> [TO DO]:
Pull out every line in the data that has the string "会出现白色固体" in it.
— Start of EXERCISE INPUT —
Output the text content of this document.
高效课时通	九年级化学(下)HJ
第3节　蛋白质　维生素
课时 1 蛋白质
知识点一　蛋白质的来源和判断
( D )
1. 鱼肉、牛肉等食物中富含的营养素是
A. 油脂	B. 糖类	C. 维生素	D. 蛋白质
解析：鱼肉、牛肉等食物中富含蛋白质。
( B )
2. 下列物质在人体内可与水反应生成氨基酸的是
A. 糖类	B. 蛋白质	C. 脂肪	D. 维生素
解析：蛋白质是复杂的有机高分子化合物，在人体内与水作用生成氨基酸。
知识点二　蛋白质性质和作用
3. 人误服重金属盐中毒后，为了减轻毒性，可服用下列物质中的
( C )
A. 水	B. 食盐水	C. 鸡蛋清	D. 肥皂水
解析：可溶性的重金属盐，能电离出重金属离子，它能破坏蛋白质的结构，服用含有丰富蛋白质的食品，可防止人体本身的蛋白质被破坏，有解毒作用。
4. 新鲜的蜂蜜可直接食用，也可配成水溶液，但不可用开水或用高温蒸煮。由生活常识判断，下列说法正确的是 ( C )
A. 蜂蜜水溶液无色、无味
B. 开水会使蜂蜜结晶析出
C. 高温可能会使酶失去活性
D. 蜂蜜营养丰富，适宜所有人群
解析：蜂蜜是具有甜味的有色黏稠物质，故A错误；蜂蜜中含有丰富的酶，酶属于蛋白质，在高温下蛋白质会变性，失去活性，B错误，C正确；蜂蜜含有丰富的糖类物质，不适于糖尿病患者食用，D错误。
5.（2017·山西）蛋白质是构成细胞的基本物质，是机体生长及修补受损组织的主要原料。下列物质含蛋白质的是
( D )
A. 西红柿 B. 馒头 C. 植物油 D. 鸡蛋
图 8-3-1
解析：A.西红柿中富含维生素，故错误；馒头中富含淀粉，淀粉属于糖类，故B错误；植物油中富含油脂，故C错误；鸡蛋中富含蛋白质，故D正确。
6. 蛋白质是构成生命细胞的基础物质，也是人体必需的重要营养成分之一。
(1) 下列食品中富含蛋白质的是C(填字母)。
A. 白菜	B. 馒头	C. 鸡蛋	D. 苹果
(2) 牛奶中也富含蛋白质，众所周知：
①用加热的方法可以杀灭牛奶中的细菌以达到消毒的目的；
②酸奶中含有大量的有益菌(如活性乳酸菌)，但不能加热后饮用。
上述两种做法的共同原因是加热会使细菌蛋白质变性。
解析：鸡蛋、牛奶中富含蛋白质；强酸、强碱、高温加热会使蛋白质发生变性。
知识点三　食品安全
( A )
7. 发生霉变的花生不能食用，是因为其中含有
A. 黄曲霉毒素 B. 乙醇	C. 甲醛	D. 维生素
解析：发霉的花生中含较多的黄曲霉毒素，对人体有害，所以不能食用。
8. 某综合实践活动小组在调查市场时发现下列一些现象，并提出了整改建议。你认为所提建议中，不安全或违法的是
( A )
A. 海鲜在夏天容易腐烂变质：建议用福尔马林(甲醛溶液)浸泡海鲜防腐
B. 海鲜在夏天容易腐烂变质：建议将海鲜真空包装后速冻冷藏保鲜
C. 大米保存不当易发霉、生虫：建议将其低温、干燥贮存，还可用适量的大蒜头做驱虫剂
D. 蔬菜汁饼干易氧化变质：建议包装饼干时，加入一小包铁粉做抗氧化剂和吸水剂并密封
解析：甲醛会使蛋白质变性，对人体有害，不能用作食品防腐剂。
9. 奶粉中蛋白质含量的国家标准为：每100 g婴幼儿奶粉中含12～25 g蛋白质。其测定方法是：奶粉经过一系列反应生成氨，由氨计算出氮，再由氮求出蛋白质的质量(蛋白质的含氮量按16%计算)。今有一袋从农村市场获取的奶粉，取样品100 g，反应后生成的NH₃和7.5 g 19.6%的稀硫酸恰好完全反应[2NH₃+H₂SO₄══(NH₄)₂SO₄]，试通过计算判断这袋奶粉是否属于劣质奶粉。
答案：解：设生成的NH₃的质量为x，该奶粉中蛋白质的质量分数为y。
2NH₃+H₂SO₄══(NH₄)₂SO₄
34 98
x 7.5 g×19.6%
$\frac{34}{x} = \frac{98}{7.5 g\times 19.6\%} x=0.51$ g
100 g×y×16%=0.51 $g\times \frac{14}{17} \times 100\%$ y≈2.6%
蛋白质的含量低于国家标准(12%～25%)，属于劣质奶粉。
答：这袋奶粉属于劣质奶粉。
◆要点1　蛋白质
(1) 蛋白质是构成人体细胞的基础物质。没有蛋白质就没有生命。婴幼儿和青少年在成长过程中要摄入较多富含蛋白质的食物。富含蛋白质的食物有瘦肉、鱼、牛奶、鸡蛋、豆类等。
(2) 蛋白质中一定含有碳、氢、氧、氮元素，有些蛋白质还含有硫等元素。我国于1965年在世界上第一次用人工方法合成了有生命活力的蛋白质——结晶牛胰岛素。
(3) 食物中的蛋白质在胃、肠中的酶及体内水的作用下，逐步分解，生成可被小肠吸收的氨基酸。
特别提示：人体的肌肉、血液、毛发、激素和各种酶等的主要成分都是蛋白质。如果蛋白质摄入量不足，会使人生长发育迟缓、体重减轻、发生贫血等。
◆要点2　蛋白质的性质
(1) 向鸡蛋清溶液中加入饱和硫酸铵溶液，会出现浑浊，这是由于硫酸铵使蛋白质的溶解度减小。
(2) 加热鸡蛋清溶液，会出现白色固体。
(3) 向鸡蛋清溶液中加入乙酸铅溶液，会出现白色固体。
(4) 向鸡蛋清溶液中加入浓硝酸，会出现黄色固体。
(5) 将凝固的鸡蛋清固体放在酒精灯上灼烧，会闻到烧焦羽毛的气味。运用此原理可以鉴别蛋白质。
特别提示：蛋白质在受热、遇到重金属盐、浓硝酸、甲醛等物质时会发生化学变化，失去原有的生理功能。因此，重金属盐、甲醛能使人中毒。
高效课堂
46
— End of EXERCISE INPUT —
> [ANSWER FOR THIS EXERCISE]:
(2) 加热鸡蛋清溶液，会出现白色固体。
(3) 向鸡蛋清溶液中加入乙酸铅溶液，会出现白色固体。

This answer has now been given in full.